_AIM_
Find every row below that contains the string "right" and copy each of those rows in full.

_GIVEN RECORDS_

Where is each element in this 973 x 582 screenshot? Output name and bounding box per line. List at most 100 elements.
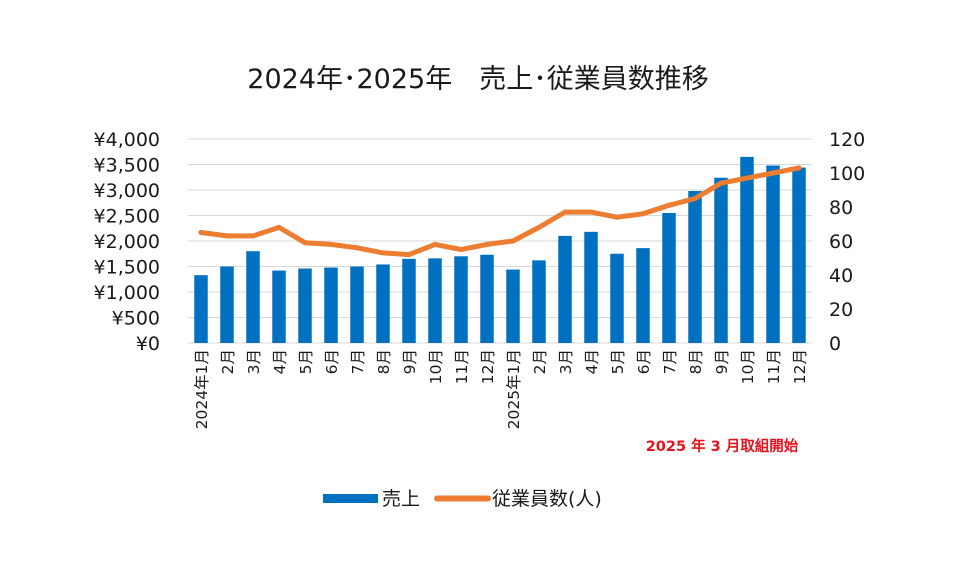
line-series <box>198 165 802 258</box>
line-point <box>796 165 802 171</box>
annotation-start: 2025 年 3 月取組開始 <box>646 437 799 455</box>
line-point <box>458 247 464 252</box>
bar <box>428 258 442 343</box>
line-point <box>276 224 282 230</box>
y-right-tick-label: 0 <box>829 333 841 355</box>
line-point <box>510 238 516 244</box>
y-right-tick-label: 100 <box>829 163 865 185</box>
bar <box>246 251 260 343</box>
line-point <box>562 209 568 215</box>
legend: 売上 従業員数(人) <box>323 488 602 510</box>
x-tick-label: 2024年1月 <box>193 349 211 429</box>
x-axis: 2024年1月 2月 3月 4月 5月 6月 7月 8月 9月 10月 11月 12月 2025年1月 2… <box>193 349 809 429</box>
x-tick-label: 4月 <box>271 349 289 374</box>
bar <box>454 256 468 343</box>
x-tick-label: 3月 <box>245 349 263 374</box>
bar <box>558 235 572 343</box>
line-point <box>380 250 386 256</box>
bar <box>688 191 702 343</box>
x-tick-label: 9月 <box>401 349 419 374</box>
line-point <box>692 196 698 201</box>
x-tick-label: 2月 <box>531 349 549 374</box>
bar <box>376 264 390 343</box>
x-tick-label: 10月 <box>427 349 445 384</box>
x-tick-label: 9月 <box>713 349 731 374</box>
legend-swatch-sales <box>323 494 378 503</box>
x-tick-label: 7月 <box>661 349 679 374</box>
y-right-tick-label: 20 <box>829 299 853 321</box>
y-left-tick-label: ¥3,500 <box>94 155 160 177</box>
bar <box>298 268 312 343</box>
x-tick-label: 6月 <box>323 349 341 374</box>
y-left-tick-label: ¥0 <box>136 333 160 355</box>
x-tick-label: 2月 <box>219 349 237 374</box>
bar <box>272 270 286 343</box>
bar <box>662 212 676 343</box>
chart-title: 2024年･2025年 売上･従業員数推移 <box>247 64 708 95</box>
bar <box>714 177 728 343</box>
y-axis-left: ¥0 ¥500 ¥1,000 ¥1,500 ¥2,000 ¥2,500 ¥3,000 ¥3,5… <box>94 129 160 355</box>
x-tick-label: 12月 <box>791 349 809 384</box>
x-tick-label: 2025年1月 <box>505 349 523 429</box>
x-tick-label: 11月 <box>453 349 471 384</box>
y-left-tick-label: ¥1,000 <box>94 282 160 304</box>
bar <box>740 156 754 343</box>
bar <box>220 266 234 343</box>
y-left-tick-label: ¥1,500 <box>94 257 160 279</box>
line-point <box>302 240 308 246</box>
x-tick-label: 7月 <box>349 349 367 374</box>
line-point <box>666 202 672 208</box>
x-tick-label: 12月 <box>479 349 497 384</box>
x-tick-label: 6月 <box>635 349 653 374</box>
y-axis-right: 0 20 40 60 80 100 120 <box>829 129 865 355</box>
legend-label-sales: 売上 <box>382 488 420 510</box>
x-tick-label: 5月 <box>609 349 627 374</box>
line-point <box>640 211 646 217</box>
bar <box>402 258 416 343</box>
line-point <box>588 209 594 215</box>
x-tick-label: 3月 <box>557 349 575 374</box>
line-point <box>198 230 204 235</box>
bar <box>194 275 208 343</box>
bar <box>792 167 806 343</box>
line-point <box>770 170 776 176</box>
line-point <box>224 233 230 239</box>
y-right-tick-label: 120 <box>829 129 865 151</box>
line-path <box>198 165 802 258</box>
bar <box>350 266 364 343</box>
y-left-tick-label: ¥4,000 <box>94 129 160 151</box>
line-point <box>614 214 620 220</box>
x-tick-label: 4月 <box>583 349 601 374</box>
x-tick-label: 11月 <box>765 349 783 384</box>
bar <box>584 231 598 343</box>
y-right-tick-label: 60 <box>829 231 853 253</box>
line-point <box>718 180 724 186</box>
line-point <box>406 252 412 258</box>
y-left-tick-label: ¥2,000 <box>94 231 160 253</box>
y-left-tick-label: ¥3,000 <box>94 180 160 202</box>
x-tick-label: 10月 <box>739 349 757 384</box>
line-point <box>744 175 750 181</box>
bar <box>506 269 520 343</box>
line-point <box>250 233 256 239</box>
x-tick-label: 8月 <box>375 349 393 374</box>
y-right-tick-label: 40 <box>829 265 853 287</box>
line-point <box>328 241 334 247</box>
bar-series <box>194 156 806 343</box>
bar <box>636 248 650 343</box>
bar <box>766 165 780 343</box>
bar <box>532 260 546 343</box>
line-point <box>354 245 360 251</box>
y-right-tick-label: 80 <box>829 197 853 219</box>
bar <box>324 267 338 343</box>
legend-label-employees: 従業員数(人) <box>492 488 602 510</box>
x-tick-label: 8月 <box>687 349 705 374</box>
bar <box>480 254 494 343</box>
line-point <box>432 241 438 247</box>
line-point <box>536 224 542 230</box>
y-left-tick-label: ¥2,500 <box>94 206 160 228</box>
line-point <box>484 241 490 247</box>
bar <box>610 253 624 343</box>
y-left-tick-label: ¥500 <box>112 308 160 330</box>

_SOLUTION TO THE PROBLEM_
y-right-tick-label: 0 <box>829 333 841 355</box>
y-right-tick-label: 100 <box>829 163 865 185</box>
y-right-tick-label: 20 <box>829 299 853 321</box>
y-axis-right: 0 20 40 60 80 100 120 <box>829 129 865 355</box>
y-right-tick-label: 120 <box>829 129 865 151</box>
y-right-tick-label: 60 <box>829 231 853 253</box>
y-right-tick-label: 40 <box>829 265 853 287</box>
y-right-tick-label: 80 <box>829 197 853 219</box>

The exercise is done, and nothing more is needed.